BEGIN Material shown

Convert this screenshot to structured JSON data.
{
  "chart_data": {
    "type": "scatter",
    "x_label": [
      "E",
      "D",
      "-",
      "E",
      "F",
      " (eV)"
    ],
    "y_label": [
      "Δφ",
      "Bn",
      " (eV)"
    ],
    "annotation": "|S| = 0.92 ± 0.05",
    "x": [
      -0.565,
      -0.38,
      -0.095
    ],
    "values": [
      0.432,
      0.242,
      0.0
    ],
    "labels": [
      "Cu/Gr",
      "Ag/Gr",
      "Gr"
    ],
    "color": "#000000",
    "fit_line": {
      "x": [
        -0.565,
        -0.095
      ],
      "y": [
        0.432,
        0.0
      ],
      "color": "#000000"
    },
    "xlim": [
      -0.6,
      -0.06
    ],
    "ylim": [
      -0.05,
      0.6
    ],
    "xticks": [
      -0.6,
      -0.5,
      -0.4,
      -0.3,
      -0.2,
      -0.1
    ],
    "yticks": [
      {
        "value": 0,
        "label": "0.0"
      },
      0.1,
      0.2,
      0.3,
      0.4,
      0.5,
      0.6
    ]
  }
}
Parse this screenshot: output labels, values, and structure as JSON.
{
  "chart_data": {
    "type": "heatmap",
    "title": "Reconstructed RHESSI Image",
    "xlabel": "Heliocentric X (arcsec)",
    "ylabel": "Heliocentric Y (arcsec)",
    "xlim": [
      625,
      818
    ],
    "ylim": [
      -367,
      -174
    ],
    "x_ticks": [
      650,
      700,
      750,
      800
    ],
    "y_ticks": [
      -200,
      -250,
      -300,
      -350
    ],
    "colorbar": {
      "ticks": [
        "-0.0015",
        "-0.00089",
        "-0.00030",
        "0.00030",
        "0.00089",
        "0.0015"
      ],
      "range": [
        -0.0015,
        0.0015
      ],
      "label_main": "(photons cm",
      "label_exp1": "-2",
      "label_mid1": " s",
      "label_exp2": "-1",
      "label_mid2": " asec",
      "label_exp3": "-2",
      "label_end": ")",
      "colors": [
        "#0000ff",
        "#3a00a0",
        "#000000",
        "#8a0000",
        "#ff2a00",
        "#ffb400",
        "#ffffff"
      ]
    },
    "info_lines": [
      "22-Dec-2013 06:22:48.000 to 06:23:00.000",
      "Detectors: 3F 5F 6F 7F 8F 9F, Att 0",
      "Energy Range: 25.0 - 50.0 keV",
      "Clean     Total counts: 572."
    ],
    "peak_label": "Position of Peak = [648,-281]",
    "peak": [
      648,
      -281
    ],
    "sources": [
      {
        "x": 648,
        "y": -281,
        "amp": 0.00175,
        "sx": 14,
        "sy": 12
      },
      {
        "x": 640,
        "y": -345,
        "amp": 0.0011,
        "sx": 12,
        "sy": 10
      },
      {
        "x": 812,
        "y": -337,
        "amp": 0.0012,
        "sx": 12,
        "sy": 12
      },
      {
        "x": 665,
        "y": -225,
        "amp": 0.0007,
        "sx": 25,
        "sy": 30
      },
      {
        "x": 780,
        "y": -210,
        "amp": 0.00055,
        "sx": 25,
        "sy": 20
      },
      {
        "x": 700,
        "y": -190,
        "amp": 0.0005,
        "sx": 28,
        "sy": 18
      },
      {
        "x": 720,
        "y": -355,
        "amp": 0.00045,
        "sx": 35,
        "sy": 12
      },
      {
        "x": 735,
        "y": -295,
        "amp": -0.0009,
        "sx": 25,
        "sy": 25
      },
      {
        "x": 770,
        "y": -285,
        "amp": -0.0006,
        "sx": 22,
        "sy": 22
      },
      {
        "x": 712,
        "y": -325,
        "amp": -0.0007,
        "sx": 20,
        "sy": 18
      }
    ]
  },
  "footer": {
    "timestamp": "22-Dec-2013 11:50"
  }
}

END Material shown

Of the lines above, how many include the word "Heliocentric"? Reply with the number only.

_Task output_. 2